**Exercise aim**
Copy out every line that contains "this".

**Data items**
<<<<

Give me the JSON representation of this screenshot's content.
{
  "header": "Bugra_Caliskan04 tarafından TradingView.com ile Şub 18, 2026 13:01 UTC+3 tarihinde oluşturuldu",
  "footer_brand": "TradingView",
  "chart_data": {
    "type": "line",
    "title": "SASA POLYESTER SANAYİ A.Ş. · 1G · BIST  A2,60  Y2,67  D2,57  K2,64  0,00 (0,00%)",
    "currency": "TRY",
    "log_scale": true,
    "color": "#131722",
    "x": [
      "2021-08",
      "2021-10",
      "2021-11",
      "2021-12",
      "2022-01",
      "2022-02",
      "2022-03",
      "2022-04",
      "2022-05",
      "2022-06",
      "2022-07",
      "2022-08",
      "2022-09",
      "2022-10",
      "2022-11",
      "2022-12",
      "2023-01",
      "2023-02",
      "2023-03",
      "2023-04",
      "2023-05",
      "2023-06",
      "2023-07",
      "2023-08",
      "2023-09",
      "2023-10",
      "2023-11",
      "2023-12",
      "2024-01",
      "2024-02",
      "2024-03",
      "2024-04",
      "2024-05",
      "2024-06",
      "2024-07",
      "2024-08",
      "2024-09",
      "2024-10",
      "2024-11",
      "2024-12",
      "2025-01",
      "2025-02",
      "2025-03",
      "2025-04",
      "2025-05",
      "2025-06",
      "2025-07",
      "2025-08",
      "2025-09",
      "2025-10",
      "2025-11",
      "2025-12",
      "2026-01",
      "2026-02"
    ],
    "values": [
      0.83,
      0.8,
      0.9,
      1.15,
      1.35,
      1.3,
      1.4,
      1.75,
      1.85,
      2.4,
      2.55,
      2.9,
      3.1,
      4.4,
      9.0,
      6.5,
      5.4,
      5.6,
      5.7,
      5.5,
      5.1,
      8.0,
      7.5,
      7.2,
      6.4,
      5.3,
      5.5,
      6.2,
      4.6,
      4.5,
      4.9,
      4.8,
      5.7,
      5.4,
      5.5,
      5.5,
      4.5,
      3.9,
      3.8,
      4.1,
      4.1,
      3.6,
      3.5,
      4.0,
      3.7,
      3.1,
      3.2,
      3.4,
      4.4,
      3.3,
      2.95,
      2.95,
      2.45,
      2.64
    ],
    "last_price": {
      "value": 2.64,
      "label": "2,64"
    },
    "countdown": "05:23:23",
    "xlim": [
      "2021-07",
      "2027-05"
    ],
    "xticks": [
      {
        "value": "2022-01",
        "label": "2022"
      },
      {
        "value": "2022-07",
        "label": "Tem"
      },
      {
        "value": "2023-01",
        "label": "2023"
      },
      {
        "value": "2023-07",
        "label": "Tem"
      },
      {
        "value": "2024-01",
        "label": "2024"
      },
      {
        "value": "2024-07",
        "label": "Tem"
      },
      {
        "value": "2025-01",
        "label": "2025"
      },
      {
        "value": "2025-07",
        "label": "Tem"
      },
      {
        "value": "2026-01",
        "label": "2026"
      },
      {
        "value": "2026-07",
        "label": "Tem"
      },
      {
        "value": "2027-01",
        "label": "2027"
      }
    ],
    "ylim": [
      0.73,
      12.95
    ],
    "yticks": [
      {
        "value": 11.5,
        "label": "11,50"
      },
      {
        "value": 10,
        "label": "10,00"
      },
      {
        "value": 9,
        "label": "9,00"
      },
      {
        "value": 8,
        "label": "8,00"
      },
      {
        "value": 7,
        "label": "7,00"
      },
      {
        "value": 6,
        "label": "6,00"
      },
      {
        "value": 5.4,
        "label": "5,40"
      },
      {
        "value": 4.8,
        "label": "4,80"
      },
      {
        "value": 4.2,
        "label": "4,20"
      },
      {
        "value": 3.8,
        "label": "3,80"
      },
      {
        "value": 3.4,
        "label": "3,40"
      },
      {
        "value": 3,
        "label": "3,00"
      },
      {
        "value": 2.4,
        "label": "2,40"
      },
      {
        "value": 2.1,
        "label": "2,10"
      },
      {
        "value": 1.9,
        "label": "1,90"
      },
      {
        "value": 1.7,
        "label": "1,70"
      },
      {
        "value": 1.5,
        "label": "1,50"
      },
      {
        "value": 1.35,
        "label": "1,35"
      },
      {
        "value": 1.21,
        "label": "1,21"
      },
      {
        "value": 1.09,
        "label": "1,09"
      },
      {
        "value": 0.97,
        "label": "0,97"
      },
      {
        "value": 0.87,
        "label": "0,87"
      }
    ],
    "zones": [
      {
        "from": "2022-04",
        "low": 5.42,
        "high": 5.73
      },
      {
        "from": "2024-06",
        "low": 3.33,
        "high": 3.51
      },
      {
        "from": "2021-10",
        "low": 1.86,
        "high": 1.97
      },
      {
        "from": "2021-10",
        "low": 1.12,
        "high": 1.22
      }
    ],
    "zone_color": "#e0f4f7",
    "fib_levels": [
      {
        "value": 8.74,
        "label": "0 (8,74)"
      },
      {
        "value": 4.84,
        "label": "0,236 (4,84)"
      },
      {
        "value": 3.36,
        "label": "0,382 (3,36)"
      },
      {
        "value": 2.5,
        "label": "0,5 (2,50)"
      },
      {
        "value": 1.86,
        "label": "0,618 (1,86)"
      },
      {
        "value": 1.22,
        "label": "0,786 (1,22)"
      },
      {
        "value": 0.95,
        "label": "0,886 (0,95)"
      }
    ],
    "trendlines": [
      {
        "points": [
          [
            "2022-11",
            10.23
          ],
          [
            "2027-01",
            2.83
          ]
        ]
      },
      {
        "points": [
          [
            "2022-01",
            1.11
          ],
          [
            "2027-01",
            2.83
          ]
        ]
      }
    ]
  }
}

>>>>
<<<<

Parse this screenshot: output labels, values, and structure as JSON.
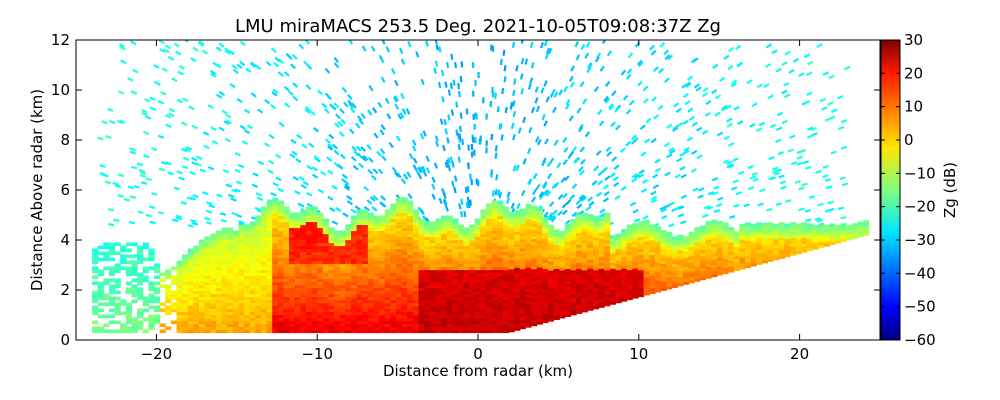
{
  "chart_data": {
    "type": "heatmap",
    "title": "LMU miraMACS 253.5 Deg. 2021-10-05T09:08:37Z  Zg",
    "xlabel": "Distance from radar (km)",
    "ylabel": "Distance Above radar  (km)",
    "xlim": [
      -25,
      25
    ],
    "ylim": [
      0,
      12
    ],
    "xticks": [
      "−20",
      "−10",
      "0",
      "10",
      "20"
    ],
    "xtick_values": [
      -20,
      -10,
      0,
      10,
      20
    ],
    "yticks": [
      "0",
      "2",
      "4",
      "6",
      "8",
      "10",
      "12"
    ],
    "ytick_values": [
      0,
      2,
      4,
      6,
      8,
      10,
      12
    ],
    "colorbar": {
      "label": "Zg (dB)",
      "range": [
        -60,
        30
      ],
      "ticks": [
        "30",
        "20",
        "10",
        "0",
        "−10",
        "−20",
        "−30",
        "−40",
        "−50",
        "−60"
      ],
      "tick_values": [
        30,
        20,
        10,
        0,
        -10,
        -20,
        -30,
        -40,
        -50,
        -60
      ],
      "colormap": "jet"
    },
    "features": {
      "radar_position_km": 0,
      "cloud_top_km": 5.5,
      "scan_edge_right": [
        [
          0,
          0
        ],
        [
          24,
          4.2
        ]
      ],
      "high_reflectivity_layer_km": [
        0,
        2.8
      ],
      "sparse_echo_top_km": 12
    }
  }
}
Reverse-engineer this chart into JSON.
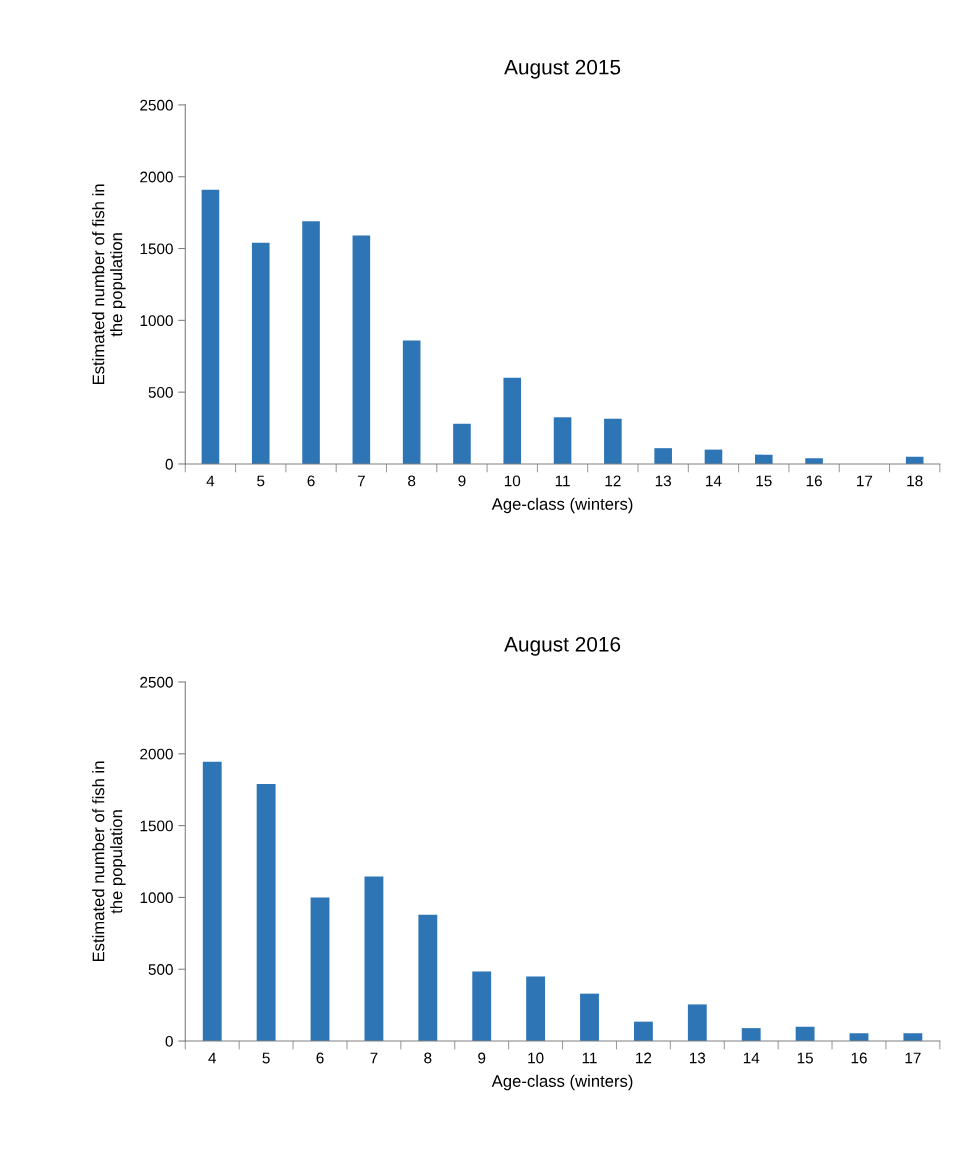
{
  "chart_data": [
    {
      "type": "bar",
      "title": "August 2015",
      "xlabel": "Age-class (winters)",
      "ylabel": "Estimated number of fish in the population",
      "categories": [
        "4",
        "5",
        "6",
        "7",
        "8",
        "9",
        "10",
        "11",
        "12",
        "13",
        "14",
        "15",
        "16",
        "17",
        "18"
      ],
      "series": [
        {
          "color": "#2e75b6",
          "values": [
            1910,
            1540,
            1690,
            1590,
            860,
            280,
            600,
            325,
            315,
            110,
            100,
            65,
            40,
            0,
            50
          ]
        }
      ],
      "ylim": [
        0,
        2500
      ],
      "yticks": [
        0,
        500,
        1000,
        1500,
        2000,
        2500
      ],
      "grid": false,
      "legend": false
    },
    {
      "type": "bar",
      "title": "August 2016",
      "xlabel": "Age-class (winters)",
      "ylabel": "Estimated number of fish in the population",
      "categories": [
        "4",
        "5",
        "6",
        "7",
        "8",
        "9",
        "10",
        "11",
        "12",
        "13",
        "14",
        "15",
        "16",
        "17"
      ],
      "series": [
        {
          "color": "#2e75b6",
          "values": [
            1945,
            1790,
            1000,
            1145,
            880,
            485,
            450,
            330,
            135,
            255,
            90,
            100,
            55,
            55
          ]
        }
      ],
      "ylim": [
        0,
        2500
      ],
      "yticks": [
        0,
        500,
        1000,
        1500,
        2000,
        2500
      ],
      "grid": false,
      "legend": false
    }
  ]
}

>>>>
<<<<

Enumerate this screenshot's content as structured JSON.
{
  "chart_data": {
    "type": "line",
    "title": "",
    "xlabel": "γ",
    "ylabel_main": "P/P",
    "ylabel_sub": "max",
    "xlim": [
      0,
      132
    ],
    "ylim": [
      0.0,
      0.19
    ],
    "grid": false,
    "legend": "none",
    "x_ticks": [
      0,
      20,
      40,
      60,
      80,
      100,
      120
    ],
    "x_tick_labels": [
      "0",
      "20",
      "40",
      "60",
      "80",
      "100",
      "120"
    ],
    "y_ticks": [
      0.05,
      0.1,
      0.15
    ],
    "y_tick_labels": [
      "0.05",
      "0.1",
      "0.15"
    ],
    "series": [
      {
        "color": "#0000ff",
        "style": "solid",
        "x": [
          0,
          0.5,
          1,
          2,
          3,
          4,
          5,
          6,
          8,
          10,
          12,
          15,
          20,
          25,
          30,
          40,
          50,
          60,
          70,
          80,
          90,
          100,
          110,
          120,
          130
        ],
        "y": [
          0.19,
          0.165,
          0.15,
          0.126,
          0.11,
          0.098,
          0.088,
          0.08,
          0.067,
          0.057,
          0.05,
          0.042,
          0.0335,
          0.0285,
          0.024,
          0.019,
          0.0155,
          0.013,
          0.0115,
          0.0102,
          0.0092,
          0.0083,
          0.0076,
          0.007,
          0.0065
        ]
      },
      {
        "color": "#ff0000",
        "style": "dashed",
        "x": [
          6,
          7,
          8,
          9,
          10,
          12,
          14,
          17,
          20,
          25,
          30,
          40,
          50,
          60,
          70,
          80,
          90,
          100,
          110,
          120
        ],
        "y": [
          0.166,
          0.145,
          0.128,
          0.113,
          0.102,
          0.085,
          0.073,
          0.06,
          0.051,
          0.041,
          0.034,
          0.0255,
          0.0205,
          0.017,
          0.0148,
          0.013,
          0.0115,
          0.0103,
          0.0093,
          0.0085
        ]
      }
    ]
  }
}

>>>>

**Task output**
Give me the JSON representation of this screenshot's content.
Parse this screenshot: output labels, values, and structure as JSON.
Reverse-engineer this chart into JSON.
Enumerate this screenshot's content as structured JSON.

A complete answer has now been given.